**Data extract**
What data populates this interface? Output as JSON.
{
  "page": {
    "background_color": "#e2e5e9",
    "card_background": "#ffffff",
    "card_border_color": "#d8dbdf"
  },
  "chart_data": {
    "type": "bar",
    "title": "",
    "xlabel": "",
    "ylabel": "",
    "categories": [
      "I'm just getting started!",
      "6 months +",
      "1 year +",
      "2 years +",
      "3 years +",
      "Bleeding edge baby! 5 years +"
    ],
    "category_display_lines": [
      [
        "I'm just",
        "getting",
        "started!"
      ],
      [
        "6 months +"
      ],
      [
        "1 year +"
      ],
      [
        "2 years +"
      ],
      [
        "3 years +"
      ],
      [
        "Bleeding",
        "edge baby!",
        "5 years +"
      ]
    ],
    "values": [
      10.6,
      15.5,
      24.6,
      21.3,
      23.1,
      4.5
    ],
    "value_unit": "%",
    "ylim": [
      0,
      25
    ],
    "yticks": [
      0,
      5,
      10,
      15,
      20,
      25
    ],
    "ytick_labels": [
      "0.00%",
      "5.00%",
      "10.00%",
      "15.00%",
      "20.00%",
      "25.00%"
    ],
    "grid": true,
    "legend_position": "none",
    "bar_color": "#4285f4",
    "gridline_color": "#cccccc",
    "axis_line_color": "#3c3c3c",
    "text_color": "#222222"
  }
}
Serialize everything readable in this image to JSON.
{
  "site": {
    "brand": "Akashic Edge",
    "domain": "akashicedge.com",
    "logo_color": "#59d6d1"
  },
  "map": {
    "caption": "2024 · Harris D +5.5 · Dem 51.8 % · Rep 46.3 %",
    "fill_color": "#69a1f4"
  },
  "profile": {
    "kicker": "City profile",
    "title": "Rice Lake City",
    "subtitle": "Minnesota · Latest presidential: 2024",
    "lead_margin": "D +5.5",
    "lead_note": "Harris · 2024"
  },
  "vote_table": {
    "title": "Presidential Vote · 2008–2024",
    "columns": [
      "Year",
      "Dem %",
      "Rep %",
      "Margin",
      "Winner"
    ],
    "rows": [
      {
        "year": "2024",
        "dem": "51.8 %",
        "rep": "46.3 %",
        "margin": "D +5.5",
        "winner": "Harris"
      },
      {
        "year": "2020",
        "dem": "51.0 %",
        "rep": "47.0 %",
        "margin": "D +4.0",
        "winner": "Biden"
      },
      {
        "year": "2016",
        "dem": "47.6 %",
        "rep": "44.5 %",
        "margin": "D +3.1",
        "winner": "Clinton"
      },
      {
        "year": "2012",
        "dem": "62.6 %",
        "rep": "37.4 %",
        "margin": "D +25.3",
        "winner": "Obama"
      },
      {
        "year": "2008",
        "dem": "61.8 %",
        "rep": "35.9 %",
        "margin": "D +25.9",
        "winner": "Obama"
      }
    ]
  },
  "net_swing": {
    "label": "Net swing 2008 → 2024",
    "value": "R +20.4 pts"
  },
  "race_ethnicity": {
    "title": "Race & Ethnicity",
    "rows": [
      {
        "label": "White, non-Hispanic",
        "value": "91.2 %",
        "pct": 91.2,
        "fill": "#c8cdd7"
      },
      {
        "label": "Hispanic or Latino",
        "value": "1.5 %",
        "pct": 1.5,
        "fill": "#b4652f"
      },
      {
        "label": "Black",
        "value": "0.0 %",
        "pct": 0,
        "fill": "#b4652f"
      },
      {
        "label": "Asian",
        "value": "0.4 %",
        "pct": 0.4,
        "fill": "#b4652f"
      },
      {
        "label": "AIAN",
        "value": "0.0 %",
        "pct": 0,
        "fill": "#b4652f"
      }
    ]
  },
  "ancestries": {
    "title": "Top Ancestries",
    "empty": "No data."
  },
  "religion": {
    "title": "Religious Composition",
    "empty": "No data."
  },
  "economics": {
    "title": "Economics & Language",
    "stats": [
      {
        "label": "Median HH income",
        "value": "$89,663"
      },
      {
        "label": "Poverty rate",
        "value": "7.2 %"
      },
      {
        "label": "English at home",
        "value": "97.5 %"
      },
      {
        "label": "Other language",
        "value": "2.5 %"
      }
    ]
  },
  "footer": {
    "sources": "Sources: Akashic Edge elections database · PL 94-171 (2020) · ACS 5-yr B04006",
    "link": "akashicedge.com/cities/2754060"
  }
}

**Exercise brief**
Write out all the records above again, exactly as they stand.

**Written answer**
What data populates this interface? Output as JSON.
{
  "page": {
    "background_color": "#e2e5e9",
    "card_background": "#ffffff",
    "card_border_color": "#d8dbdf"
  },
  "chart_data": {
    "type": "bar",
    "title": "",
    "xlabel": "",
    "ylabel": "",
    "categories": [
      "I'm just getting started!",
      "6 months +",
      "1 year +",
      "2 years +",
      "3 years +",
      "Bleeding edge baby! 5 years +"
    ],
    "category_display_lines": [
      [
        "I'm just",
        "getting",
        "started!"
      ],
      [
        "6 months +"
      ],
      [
        "1 year +"
      ],
      [
        "2 years +"
      ],
      [
        "3 years +"
      ],
      [
        "Bleeding",
        "edge baby!",
        "5 years +"
      ]
    ],
    "values": [
      10.6,
      15.5,
      24.6,
      21.3,
      23.1,
      4.5
    ],
    "value_unit": "%",
    "ylim": [
      0,
      25
    ],
    "yticks": [
      0,
      5,
      10,
      15,
      20,
      25
    ],
    "ytick_labels": [
      "0.00%",
      "5.00%",
      "10.00%",
      "15.00%",
      "20.00%",
      "25.00%"
    ],
    "grid": true,
    "legend_position": "none",
    "bar_color": "#4285f4",
    "gridline_color": "#cccccc",
    "axis_line_color": "#3c3c3c",
    "text_color": "#222222"
  }
}
Serialize everything readable in this image to JSON.
{
  "site": {
    "brand": "Akashic Edge",
    "domain": "akashicedge.com",
    "logo_color": "#59d6d1"
  },
  "map": {
    "caption": "2024 · Harris D +5.5 · Dem 51.8 % · Rep 46.3 %",
    "fill_color": "#69a1f4"
  },
  "profile": {
    "kicker": "City profile",
    "title": "Rice Lake City",
    "subtitle": "Minnesota · Latest presidential: 2024",
    "lead_margin": "D +5.5",
    "lead_note": "Harris · 2024"
  },
  "vote_table": {
    "title": "Presidential Vote · 2008–2024",
    "columns": [
      "Year",
      "Dem %",
      "Rep %",
      "Margin",
      "Winner"
    ],
    "rows": [
      {
        "year": "2024",
        "dem": "51.8 %",
        "rep": "46.3 %",
        "margin": "D +5.5",
        "winner": "Harris"
      },
      {
        "year": "2020",
        "dem": "51.0 %",
        "rep": "47.0 %",
        "margin": "D +4.0",
        "winner": "Biden"
      },
      {
        "year": "2016",
        "dem": "47.6 %",
        "rep": "44.5 %",
        "margin": "D +3.1",
        "winner": "Clinton"
      },
      {
        "year": "2012",
        "dem": "62.6 %",
        "rep": "37.4 %",
        "margin": "D +25.3",
        "winner": "Obama"
      },
      {
        "year": "2008",
        "dem": "61.8 %",
        "rep": "35.9 %",
        "margin": "D +25.9",
        "winner": "Obama"
      }
    ]
  },
  "net_swing": {
    "label": "Net swing 2008 → 2024",
    "value": "R +20.4 pts"
  },
  "race_ethnicity": {
    "title": "Race & Ethnicity",
    "rows": [
      {
        "label": "White, non-Hispanic",
        "value": "91.2 %",
        "pct": 91.2,
        "fill": "#c8cdd7"
      },
      {
        "label": "Hispanic or Latino",
        "value": "1.5 %",
        "pct": 1.5,
        "fill": "#b4652f"
      },
      {
        "label": "Black",
        "value": "0.0 %",
        "pct": 0,
        "fill": "#b4652f"
      },
      {
        "label": "Asian",
        "value": "0.4 %",
        "pct": 0.4,
        "fill": "#b4652f"
      },
      {
        "label": "AIAN",
        "value": "0.0 %",
        "pct": 0,
        "fill": "#b4652f"
      }
    ]
  },
  "ancestries": {
    "title": "Top Ancestries",
    "empty": "No data."
  },
  "religion": {
    "title": "Religious Composition",
    "empty": "No data."
  },
  "economics": {
    "title": "Economics & Language",
    "stats": [
      {
        "label": "Median HH income",
        "value": "$89,663"
      },
      {
        "label": "Poverty rate",
        "value": "7.2 %"
      },
      {
        "label": "English at home",
        "value": "97.5 %"
      },
      {
        "label": "Other language",
        "value": "2.5 %"
      }
    ]
  },
  "footer": {
    "sources": "Sources: Akashic Edge elections database · PL 94-171 (2020) · ACS 5-yr B04006",
    "link": "akashicedge.com/cities/2754060"
  }
}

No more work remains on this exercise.